Reproduce all of the data exactly, with no line skipped.

[START OF Record list]

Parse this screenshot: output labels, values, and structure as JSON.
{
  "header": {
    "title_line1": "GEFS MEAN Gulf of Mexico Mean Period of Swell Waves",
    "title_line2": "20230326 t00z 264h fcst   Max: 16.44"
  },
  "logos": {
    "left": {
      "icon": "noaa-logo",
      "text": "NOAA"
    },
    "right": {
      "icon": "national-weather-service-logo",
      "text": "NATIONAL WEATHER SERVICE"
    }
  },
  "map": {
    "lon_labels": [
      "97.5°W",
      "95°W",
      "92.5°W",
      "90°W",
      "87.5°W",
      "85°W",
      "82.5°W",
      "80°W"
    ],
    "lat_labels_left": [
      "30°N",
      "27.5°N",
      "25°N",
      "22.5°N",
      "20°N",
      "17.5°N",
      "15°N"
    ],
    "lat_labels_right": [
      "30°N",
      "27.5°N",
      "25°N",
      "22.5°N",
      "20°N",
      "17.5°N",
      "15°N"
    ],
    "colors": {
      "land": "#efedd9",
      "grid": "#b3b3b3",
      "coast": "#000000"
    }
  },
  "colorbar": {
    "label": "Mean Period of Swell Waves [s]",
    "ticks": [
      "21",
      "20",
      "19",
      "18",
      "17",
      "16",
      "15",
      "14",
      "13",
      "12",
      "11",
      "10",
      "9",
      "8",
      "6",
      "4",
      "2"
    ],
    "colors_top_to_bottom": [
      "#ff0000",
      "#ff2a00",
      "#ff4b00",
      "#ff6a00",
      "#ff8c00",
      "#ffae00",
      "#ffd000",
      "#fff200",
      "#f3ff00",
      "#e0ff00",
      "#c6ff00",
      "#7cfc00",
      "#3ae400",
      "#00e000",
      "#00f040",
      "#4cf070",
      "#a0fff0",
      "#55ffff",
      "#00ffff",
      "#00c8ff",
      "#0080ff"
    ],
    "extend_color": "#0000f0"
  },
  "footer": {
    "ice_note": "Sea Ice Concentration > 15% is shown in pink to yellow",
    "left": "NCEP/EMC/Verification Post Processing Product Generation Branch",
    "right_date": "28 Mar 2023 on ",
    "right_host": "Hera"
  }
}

[END OF Record list]

• _Output of the exercise_:
Parse this screenshot: output labels, values, and structure as JSON.
{
  "header": {
    "title_line1": "GEFS MEAN Gulf of Mexico Mean Period of Swell Waves",
    "title_line2": "20230326 t00z 264h fcst   Max: 16.44"
  },
  "logos": {
    "left": {
      "icon": "noaa-logo",
      "text": "NOAA"
    },
    "right": {
      "icon": "national-weather-service-logo",
      "text": "NATIONAL WEATHER SERVICE"
    }
  },
  "map": {
    "lon_labels": [
      "97.5°W",
      "95°W",
      "92.5°W",
      "90°W",
      "87.5°W",
      "85°W",
      "82.5°W",
      "80°W"
    ],
    "lat_labels_left": [
      "30°N",
      "27.5°N",
      "25°N",
      "22.5°N",
      "20°N",
      "17.5°N",
      "15°N"
    ],
    "lat_labels_right": [
      "30°N",
      "27.5°N",
      "25°N",
      "22.5°N",
      "20°N",
      "17.5°N",
      "15°N"
    ],
    "colors": {
      "land": "#efedd9",
      "grid": "#b3b3b3",
      "coast": "#000000"
    }
  },
  "colorbar": {
    "label": "Mean Period of Swell Waves [s]",
    "ticks": [
      "21",
      "20",
      "19",
      "18",
      "17",
      "16",
      "15",
      "14",
      "13",
      "12",
      "11",
      "10",
      "9",
      "8",
      "6",
      "4",
      "2"
    ],
    "colors_top_to_bottom": [
      "#ff0000",
      "#ff2a00",
      "#ff4b00",
      "#ff6a00",
      "#ff8c00",
      "#ffae00",
      "#ffd000",
      "#fff200",
      "#f3ff00",
      "#e0ff00",
      "#c6ff00",
      "#7cfc00",
      "#3ae400",
      "#00e000",
      "#00f040",
      "#4cf070",
      "#a0fff0",
      "#55ffff",
      "#00ffff",
      "#00c8ff",
      "#0080ff"
    ],
    "extend_color": "#0000f0"
  },
  "footer": {
    "ice_note": "Sea Ice Concentration > 15% is shown in pink to yellow",
    "left": "NCEP/EMC/Verification Post Processing Product Generation Branch",
    "right_date": "28 Mar 2023 on ",
    "right_host": "Hera"
  }
}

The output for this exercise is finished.